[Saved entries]
begin

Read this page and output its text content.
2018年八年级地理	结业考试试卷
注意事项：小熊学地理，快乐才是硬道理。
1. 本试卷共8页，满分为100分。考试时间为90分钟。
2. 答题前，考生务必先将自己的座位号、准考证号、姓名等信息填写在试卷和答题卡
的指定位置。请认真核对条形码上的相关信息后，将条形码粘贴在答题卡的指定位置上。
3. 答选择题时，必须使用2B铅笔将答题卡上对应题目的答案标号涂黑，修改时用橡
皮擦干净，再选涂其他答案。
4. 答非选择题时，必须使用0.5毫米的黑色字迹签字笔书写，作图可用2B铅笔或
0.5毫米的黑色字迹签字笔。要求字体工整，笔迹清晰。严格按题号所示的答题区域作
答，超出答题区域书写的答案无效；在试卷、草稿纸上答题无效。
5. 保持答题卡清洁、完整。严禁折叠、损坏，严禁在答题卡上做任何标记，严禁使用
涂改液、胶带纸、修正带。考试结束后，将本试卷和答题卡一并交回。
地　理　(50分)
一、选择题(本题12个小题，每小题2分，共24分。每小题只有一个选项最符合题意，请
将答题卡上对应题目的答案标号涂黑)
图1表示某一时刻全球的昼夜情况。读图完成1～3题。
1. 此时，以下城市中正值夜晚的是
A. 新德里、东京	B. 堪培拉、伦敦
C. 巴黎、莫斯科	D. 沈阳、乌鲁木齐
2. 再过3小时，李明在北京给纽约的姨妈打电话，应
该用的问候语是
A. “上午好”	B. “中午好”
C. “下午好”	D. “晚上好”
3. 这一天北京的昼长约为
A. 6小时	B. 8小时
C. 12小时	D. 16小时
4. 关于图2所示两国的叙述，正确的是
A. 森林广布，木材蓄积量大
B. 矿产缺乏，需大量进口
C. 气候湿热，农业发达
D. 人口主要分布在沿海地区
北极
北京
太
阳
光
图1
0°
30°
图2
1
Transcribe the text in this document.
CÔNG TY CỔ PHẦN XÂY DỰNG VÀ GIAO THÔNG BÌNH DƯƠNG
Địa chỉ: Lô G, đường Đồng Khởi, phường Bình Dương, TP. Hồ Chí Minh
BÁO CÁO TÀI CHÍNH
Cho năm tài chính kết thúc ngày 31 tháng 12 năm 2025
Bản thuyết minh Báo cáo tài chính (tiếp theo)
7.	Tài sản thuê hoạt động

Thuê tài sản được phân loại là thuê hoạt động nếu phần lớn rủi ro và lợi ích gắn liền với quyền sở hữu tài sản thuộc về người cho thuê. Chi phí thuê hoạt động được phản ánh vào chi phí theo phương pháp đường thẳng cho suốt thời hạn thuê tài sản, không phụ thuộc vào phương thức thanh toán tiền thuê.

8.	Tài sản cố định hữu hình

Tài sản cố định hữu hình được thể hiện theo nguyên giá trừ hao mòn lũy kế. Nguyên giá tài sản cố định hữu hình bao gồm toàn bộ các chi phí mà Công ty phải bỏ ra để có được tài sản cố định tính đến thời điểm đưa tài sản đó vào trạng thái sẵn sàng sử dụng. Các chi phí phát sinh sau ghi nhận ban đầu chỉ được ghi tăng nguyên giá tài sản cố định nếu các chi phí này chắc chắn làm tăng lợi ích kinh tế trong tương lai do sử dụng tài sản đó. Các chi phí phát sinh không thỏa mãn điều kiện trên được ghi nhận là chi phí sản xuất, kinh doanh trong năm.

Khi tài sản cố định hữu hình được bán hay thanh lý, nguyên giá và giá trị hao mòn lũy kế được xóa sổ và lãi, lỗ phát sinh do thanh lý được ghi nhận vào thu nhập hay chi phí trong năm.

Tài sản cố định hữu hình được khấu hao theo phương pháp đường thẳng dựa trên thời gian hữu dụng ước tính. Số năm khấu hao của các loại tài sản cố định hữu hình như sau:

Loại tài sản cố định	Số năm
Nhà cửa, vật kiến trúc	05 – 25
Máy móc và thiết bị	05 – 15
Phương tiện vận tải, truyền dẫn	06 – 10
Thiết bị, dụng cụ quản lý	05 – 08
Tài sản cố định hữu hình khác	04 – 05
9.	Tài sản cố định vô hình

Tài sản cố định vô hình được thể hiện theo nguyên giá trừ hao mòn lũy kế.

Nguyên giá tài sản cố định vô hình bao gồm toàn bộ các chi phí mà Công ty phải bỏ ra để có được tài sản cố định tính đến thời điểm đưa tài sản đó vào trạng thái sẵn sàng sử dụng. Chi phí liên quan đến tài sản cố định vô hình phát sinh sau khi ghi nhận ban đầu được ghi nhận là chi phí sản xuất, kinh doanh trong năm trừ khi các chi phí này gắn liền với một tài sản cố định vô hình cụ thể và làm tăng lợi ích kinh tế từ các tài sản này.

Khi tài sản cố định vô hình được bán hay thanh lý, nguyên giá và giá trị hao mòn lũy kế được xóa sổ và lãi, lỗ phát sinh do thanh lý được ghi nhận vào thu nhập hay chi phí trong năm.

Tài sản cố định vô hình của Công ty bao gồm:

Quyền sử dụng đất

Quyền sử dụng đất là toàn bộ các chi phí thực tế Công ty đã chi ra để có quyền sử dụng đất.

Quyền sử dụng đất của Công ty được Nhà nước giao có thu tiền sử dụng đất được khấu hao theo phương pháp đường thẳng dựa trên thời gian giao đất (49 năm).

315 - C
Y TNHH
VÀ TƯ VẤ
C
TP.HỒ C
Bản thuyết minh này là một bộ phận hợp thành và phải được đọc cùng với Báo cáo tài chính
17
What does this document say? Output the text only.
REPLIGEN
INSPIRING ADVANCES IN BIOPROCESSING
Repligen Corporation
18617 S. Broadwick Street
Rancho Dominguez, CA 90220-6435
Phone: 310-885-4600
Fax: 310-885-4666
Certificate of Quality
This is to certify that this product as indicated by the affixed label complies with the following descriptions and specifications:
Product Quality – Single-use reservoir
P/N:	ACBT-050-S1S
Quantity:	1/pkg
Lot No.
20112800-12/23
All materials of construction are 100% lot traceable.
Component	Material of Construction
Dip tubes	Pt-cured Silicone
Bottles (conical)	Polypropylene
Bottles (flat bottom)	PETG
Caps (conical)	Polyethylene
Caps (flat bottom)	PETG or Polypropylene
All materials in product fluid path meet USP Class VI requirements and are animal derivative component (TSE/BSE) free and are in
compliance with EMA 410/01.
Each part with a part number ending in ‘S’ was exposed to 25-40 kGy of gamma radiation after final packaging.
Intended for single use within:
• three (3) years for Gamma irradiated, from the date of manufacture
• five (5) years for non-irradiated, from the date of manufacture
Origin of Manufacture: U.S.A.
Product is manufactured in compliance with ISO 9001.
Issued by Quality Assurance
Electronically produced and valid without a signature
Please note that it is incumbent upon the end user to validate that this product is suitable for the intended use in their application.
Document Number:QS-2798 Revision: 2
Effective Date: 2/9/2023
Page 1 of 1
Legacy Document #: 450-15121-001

end

- AIM OF THE TASK:
Within the entries above, work out how many lines contain the word "động". The number alone is the answer.

- SOLUTION BELOW:
2